_Exercise prompt_. Look through the data below. Show each line where the string "Count" occurs.

— START OF Data provided —

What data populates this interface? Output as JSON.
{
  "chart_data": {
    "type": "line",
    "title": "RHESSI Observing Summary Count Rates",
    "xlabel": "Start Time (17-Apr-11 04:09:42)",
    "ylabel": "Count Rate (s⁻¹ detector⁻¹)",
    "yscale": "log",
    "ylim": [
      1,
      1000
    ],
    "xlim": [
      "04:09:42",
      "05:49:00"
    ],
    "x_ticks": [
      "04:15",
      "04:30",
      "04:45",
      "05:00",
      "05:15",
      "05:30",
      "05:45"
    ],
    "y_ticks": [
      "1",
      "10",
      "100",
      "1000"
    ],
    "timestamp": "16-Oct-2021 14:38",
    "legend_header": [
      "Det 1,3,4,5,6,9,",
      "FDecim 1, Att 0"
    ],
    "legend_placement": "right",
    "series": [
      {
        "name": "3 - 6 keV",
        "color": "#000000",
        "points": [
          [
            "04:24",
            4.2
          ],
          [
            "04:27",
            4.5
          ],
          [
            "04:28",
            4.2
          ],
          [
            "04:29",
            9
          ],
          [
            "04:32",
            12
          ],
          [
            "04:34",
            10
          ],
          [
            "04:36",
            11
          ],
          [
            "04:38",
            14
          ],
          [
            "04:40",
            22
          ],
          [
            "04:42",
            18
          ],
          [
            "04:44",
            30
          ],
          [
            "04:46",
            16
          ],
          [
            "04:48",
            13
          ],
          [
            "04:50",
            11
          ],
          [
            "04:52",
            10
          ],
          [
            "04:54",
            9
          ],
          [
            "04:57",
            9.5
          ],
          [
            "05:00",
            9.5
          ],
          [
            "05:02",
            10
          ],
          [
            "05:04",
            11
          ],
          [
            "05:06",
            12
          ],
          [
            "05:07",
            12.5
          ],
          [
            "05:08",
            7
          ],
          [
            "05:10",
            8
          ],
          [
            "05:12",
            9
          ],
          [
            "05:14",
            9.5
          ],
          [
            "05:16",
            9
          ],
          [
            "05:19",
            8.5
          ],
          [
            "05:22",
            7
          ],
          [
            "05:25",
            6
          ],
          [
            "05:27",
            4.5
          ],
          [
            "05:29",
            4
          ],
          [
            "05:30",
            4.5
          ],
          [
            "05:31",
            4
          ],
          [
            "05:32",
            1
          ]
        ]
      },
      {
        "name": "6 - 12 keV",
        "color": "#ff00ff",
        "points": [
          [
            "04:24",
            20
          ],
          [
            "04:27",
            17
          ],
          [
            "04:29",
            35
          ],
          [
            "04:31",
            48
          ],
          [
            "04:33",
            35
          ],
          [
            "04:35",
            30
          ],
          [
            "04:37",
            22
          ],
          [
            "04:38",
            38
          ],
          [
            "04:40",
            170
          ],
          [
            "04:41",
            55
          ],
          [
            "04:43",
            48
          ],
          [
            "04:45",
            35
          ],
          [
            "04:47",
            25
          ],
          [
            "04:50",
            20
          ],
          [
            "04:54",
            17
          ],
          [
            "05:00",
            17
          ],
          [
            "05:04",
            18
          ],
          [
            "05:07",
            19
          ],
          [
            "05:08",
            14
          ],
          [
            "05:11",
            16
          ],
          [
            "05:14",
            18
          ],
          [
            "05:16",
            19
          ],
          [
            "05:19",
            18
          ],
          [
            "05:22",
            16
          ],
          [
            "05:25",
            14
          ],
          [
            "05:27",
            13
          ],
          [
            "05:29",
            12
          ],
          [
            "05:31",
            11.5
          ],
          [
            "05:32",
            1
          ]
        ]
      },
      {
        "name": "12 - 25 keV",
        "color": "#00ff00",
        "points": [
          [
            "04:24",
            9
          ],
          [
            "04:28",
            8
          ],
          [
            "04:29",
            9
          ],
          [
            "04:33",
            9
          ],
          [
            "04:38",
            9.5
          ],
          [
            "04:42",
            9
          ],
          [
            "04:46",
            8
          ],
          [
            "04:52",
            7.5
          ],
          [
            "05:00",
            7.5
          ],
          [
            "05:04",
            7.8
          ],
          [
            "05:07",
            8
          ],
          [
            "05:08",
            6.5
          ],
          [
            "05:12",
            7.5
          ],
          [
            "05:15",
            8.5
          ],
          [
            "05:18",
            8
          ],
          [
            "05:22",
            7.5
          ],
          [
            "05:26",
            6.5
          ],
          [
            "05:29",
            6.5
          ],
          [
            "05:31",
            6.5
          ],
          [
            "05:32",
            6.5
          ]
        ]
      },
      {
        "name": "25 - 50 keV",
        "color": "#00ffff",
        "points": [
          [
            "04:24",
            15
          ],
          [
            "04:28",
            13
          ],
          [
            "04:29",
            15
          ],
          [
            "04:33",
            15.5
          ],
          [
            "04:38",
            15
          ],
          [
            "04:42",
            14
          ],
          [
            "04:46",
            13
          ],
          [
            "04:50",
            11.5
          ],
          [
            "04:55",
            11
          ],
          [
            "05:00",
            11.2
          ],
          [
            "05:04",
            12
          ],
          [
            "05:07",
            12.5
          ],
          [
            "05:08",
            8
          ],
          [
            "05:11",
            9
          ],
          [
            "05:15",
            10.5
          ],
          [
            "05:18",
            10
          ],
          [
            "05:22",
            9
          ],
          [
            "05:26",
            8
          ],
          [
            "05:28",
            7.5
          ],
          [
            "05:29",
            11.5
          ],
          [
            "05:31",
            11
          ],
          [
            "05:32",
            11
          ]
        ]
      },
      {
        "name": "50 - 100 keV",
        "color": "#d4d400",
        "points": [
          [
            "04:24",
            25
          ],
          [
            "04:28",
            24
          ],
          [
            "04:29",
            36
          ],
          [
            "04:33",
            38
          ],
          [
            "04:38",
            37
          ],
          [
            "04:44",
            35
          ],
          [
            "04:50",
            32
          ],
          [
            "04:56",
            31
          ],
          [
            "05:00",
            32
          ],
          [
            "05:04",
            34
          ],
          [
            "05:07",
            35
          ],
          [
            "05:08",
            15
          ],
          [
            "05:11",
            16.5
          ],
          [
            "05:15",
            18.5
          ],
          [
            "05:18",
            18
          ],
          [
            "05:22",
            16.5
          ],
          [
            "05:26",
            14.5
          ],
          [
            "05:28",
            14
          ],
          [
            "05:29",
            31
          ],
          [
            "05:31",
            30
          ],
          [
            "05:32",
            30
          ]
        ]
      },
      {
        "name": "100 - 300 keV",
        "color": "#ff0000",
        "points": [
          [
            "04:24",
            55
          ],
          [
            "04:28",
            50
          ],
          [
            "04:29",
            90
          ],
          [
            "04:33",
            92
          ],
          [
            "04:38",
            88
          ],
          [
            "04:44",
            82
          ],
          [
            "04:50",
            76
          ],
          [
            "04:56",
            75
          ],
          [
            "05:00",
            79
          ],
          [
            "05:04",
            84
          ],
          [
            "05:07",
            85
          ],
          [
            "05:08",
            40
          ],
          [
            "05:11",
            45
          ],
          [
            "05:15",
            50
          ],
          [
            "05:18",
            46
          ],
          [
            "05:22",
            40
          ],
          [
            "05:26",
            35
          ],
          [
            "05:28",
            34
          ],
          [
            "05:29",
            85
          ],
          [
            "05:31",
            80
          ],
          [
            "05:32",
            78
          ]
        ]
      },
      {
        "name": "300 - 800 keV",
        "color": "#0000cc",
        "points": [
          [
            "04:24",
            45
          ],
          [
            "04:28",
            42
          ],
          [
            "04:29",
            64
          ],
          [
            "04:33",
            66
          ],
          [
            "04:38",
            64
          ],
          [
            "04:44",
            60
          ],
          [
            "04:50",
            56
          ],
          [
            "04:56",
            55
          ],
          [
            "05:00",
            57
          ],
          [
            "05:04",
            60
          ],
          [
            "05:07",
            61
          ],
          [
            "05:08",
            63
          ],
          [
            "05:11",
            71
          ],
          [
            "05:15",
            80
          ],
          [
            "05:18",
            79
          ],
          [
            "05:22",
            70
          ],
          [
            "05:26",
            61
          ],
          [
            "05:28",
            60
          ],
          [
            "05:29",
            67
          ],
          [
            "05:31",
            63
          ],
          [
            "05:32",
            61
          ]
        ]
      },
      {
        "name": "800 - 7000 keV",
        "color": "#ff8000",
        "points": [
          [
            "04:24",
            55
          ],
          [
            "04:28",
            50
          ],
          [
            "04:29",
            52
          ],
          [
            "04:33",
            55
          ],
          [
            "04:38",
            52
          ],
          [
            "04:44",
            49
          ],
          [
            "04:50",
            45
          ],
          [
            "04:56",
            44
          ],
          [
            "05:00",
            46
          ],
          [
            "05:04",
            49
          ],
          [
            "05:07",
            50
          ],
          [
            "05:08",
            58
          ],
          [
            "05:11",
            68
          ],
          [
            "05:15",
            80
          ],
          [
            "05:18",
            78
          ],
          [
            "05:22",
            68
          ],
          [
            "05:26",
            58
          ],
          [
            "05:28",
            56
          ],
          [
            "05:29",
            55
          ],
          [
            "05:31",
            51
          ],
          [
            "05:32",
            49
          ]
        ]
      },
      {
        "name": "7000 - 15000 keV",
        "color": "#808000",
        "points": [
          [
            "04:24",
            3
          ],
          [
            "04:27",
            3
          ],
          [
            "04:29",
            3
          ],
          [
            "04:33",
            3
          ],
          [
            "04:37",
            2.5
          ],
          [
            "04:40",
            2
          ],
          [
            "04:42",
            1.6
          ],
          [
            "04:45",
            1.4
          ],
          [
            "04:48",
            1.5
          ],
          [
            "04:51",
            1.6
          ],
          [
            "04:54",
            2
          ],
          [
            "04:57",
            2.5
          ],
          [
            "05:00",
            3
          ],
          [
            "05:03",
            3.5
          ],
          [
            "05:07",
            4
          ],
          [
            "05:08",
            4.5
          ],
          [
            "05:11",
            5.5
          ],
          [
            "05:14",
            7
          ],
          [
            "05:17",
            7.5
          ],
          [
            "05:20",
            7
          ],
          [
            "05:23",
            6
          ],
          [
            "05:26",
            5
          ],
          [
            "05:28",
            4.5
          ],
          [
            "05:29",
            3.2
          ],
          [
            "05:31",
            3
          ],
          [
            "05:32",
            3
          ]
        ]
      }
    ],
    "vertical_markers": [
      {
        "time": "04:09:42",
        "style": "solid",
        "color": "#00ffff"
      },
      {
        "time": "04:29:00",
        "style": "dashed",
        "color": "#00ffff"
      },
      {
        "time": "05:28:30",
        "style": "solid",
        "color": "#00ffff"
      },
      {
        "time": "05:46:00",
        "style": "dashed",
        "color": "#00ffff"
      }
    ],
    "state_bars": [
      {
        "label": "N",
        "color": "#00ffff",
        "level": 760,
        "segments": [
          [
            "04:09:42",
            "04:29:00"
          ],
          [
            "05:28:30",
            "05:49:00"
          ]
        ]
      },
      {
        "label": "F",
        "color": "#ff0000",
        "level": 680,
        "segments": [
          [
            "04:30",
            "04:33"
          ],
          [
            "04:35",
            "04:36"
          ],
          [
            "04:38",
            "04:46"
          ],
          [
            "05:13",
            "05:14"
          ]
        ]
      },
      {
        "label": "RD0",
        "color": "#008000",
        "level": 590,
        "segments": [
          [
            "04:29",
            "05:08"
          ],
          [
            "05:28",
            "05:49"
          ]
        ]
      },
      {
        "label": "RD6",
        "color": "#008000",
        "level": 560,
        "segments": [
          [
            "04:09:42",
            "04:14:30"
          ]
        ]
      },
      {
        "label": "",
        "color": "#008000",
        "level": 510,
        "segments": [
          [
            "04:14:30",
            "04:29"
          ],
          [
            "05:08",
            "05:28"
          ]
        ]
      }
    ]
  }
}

— END OF Data provided —

_Response_.
    "title": "RHESSI Observing Summary Count Rates",
    "ylabel": "Count Rate (s⁻¹ detector⁻¹)",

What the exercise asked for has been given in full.